--- start Excerpted records ---

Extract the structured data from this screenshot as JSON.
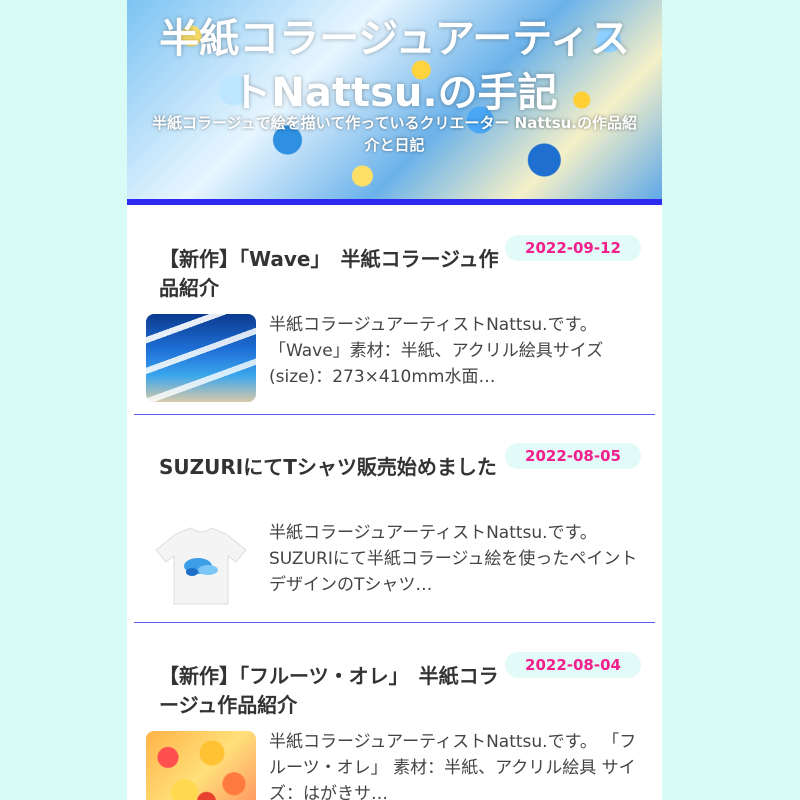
{
  "site": {
    "title": "半紙コラージュアーティストNattsu.の手記",
    "subtitle": "半紙コラージュで絵を描いて作っているクリエーター Nattsu.の作品紹介と日記"
  },
  "posts": [
    {
      "date": "2022-09-12",
      "title": "【新作】「Wave」　半紙コラージュ作品紹介",
      "excerpt": "半紙コラージュアーティストNattsu.です。 「Wave」素材：半紙、アクリル絵具サイズ(size)：273×410mm水面…",
      "thumb_icon": "wave-artwork-thumbnail"
    },
    {
      "date": "2022-08-05",
      "title": "SUZURIにてTシャツ販売始めました",
      "excerpt": "半紙コラージュアーティストNattsu.です。 SUZURIにて半紙コラージュ絵を使ったペイントデザインのTシャツ…",
      "thumb_icon": "tshirt-thumbnail"
    },
    {
      "date": "2022-08-04",
      "title": "【新作】「フルーツ・オレ」　半紙コラージュ作品紹介",
      "excerpt": "半紙コラージュアーティストNattsu.です。 「フルーツ・オレ」 素材：半紙、アクリル絵具 サイズ：はがきサ…",
      "thumb_icon": "fruit-artwork-thumbnail"
    }
  ],
  "colors": {
    "page_bg": "#d9fbf5",
    "accent_bar": "#2e2bf0",
    "date_text": "#f21f8d",
    "date_bg": "#e3fbf8",
    "divider": "#5c58f0"
  }
}
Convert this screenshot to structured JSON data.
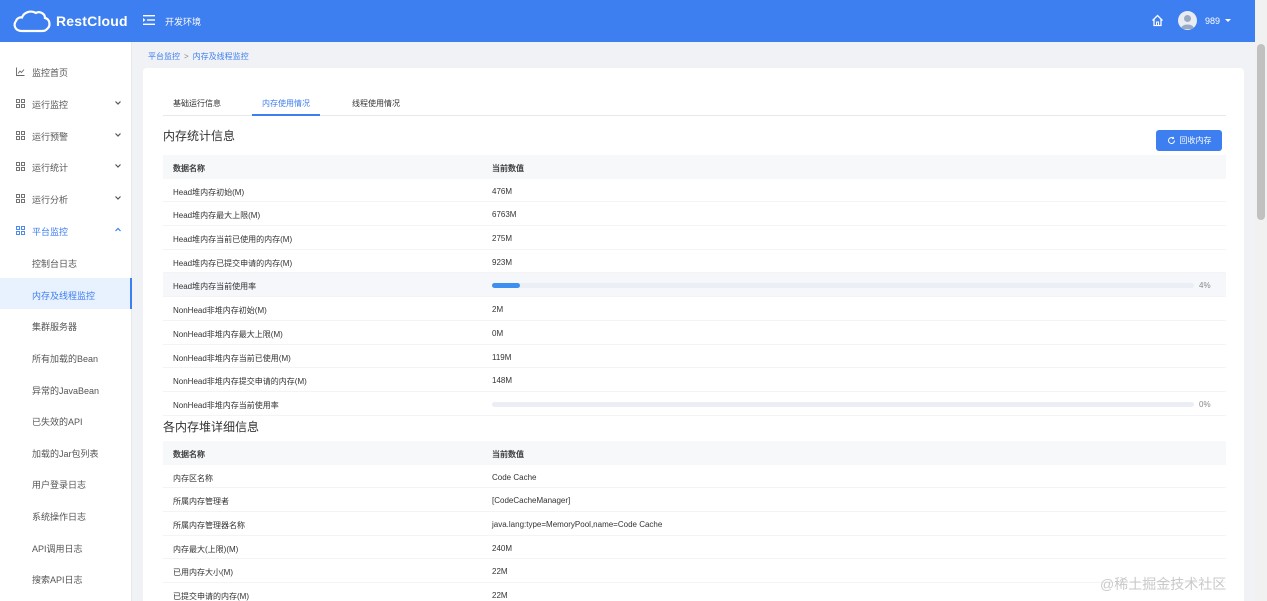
{
  "header": {
    "brand": "RestCloud",
    "env": "开发环境",
    "user": "989"
  },
  "sidebar": {
    "items": [
      {
        "label": "监控首页"
      },
      {
        "label": "运行监控"
      },
      {
        "label": "运行预警"
      },
      {
        "label": "运行统计"
      },
      {
        "label": "运行分析"
      },
      {
        "label": "平台监控"
      }
    ],
    "sub_items": [
      {
        "label": "控制台日志"
      },
      {
        "label": "内存及线程监控"
      },
      {
        "label": "集群服务器"
      },
      {
        "label": "所有加载的Bean"
      },
      {
        "label": "异常的JavaBean"
      },
      {
        "label": "已失效的API"
      },
      {
        "label": "加载的Jar包列表"
      },
      {
        "label": "用户登录日志"
      },
      {
        "label": "系统操作日志"
      },
      {
        "label": "API调用日志"
      },
      {
        "label": "搜索API日志"
      }
    ]
  },
  "breadcrumb": {
    "parent": "平台监控",
    "sep": ">",
    "current": "内存及线程监控"
  },
  "tabs": [
    {
      "label": "基础运行信息"
    },
    {
      "label": "内存使用情况"
    },
    {
      "label": "线程使用情况"
    }
  ],
  "memory_stats": {
    "title": "内存统计信息",
    "reclaim_label": "回收内存",
    "col_name": "数据名称",
    "col_value": "当前数值",
    "rows": [
      {
        "name": "Head堆内存初始(M)",
        "value": "476M"
      },
      {
        "name": "Head堆内存最大上限(M)",
        "value": "6763M"
      },
      {
        "name": "Head堆内存当前已使用的内存(M)",
        "value": "275M"
      },
      {
        "name": "Head堆内存已提交申请的内存(M)",
        "value": "923M"
      },
      {
        "name": "Head堆内存当前使用率",
        "percent": 4,
        "percent_label": "4%"
      },
      {
        "name": "NonHead非堆内存初始(M)",
        "value": "2M"
      },
      {
        "name": "NonHead非堆内存最大上限(M)",
        "value": "0M"
      },
      {
        "name": "NonHead非堆内存当前已使用(M)",
        "value": "119M"
      },
      {
        "name": "NonHead非堆内存提交申请的内存(M)",
        "value": "148M"
      },
      {
        "name": "NonHead非堆内存当前使用率",
        "percent": 0,
        "percent_label": "0%"
      }
    ]
  },
  "heap_details": {
    "title": "各内存堆详细信息",
    "col_name": "数据名称",
    "col_value": "当前数值",
    "rows": [
      {
        "name": "内存区名称",
        "value": "Code Cache"
      },
      {
        "name": "所属内存管理者",
        "value": "[CodeCacheManager]"
      },
      {
        "name": "所属内存管理器名称",
        "value": "java.lang:type=MemoryPool,name=Code Cache"
      },
      {
        "name": "内存最大(上限)(M)",
        "value": "240M"
      },
      {
        "name": "已用内存大小(M)",
        "value": "22M"
      },
      {
        "name": "已提交申请的内存(M)",
        "value": "22M"
      }
    ]
  },
  "watermark": "@稀土掘金技术社区",
  "colors": {
    "primary": "#3d7ef0",
    "background": "#f0f2f5"
  }
}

--- end Excerpted records ---

The task: From the data above, gather every line that includes the word "フルーツ".

Solution:
      "title": "【新作】「フルーツ・オレ」　半紙コラージュ作品紹介",
      "excerpt": "半紙コラージュアーティストNattsu.です。 「フルーツ・オレ」 素材：半紙、アクリル絵具 サイズ：はがきサ…",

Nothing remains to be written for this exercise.